Short problem -
Drop the pictures from the entries below, then reproduce the rest exactly.

Data lines -
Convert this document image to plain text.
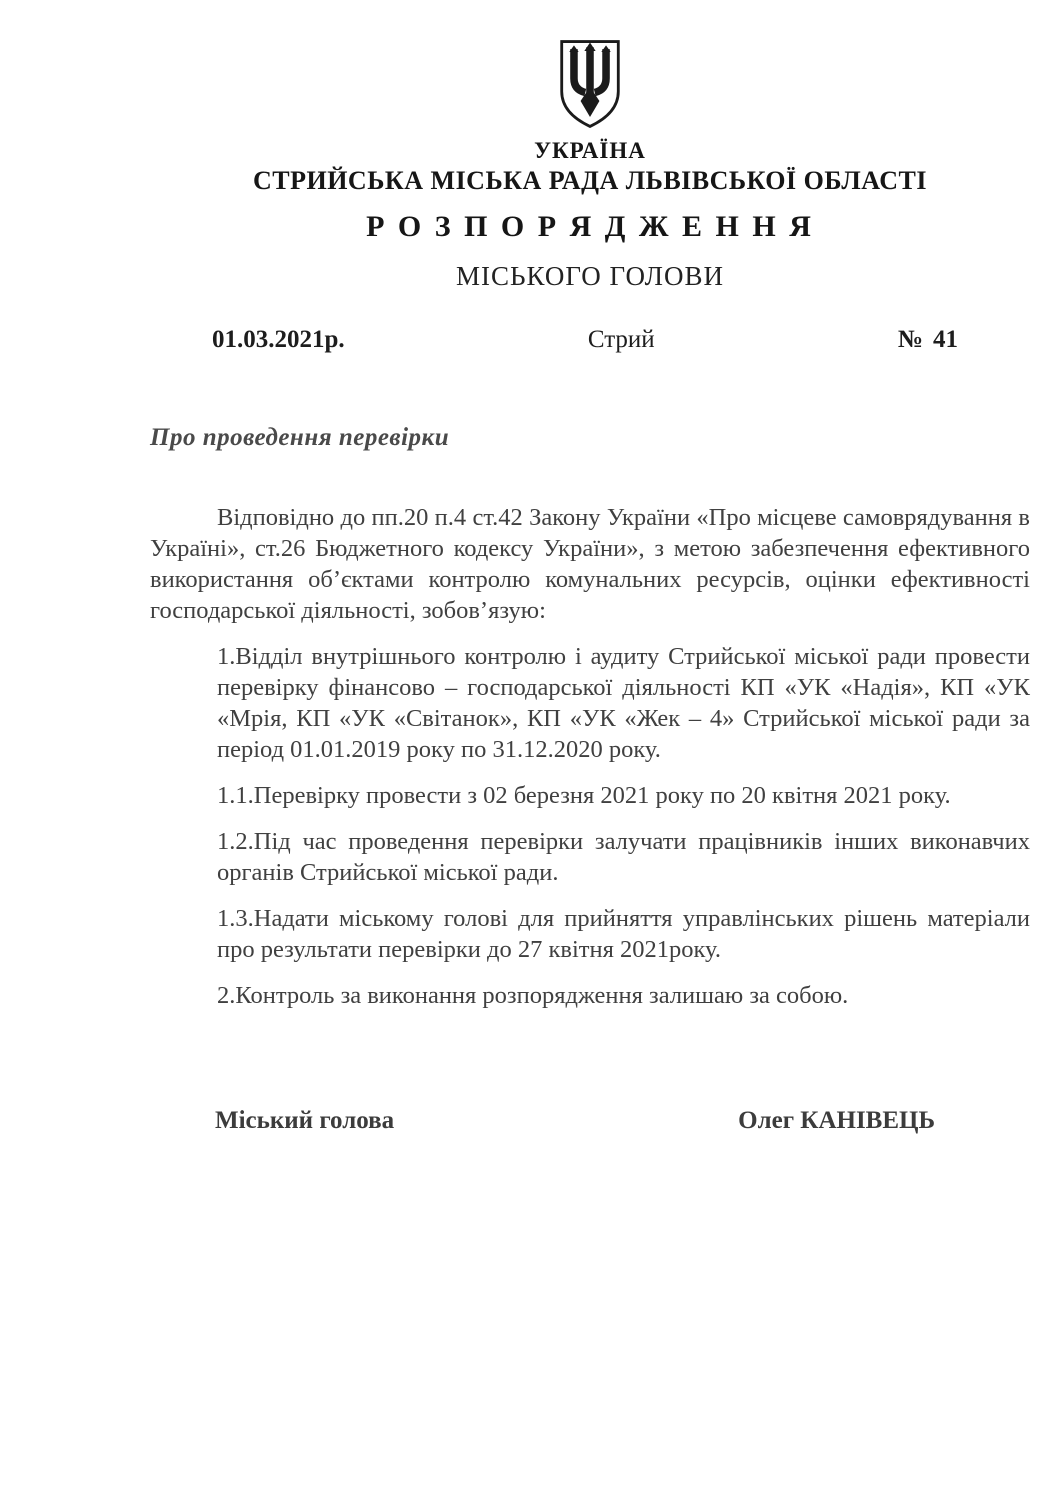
УКРАЇНА
СТРИЙСЬКА МІСЬКА РАДА ЛЬВІВСЬКОЇ ОБЛАСТІ
Р О З П О Р Я Д Ж Е Н Н Я
МІСЬКОГО ГОЛОВИ
01.03.2021р.	Стрий	№ 41
Про проведення перевірки

Відповідно до пп.20 п.4 ст.42 Закону України «Про місцеве самоврядування в Україні», ст.26 Бюджетного кодексу України», з метою забезпечення ефективного використання об’єктами контролю комунальних ресурсів, оцінки ефективності господарської діяльності, зобов’язую:

1.Відділ внутрішнього контролю і аудиту Стрийської міської ради провести перевірку фінансово – господарської діяльності КП «УК «Надія», КП «УК «Мрія, КП «УК «Світанок», КП «УК «Жек – 4» Стрийської міської ради за період 01.01.2019 року по 31.12.2020 року.

1.1.Перевірку провести з 02 березня 2021 року по 20 квітня 2021 року.

1.2.Під час проведення перевірки залучати працівників інших виконавчих органів Стрийської міської ради.

1.3.Надати міському голові для прийняття управлінських рішень матеріали про результати перевірки до 27 квітня 2021року.

2.Контроль за виконання розпорядження залишаю за собою.

Міський голова	Олег КАНІВЕЦЬ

Complete response -
Convert this document image to plain text.
УКРАЇНА
СТРИЙСЬКА МІСЬКА РАДА ЛЬВІВСЬКОЇ ОБЛАСТІ
Р О З П О Р Я Д Ж Е Н Н Я
МІСЬКОГО ГОЛОВИ
01.03.2021р.	Стрий	№ 41
Про проведення перевірки

Відповідно до пп.20 п.4 ст.42 Закону України «Про місцеве самоврядування в Україні», ст.26 Бюджетного кодексу України», з метою забезпечення ефективного використання об’єктами контролю комунальних ресурсів, оцінки ефективності господарської діяльності, зобов’язую:

1.Відділ внутрішнього контролю і аудиту Стрийської міської ради провести перевірку фінансово – господарської діяльності КП «УК «Надія», КП «УК «Мрія, КП «УК «Світанок», КП «УК «Жек – 4» Стрийської міської ради за період 01.01.2019 року по 31.12.2020 року.

1.1.Перевірку провести з 02 березня 2021 року по 20 квітня 2021 року.

1.2.Під час проведення перевірки залучати працівників інших виконавчих органів Стрийської міської ради.

1.3.Надати міському голові для прийняття управлінських рішень матеріали про результати перевірки до 27 квітня 2021року.

2.Контроль за виконання розпорядження залишаю за собою.

Міський голова	Олег КАНІВЕЦЬ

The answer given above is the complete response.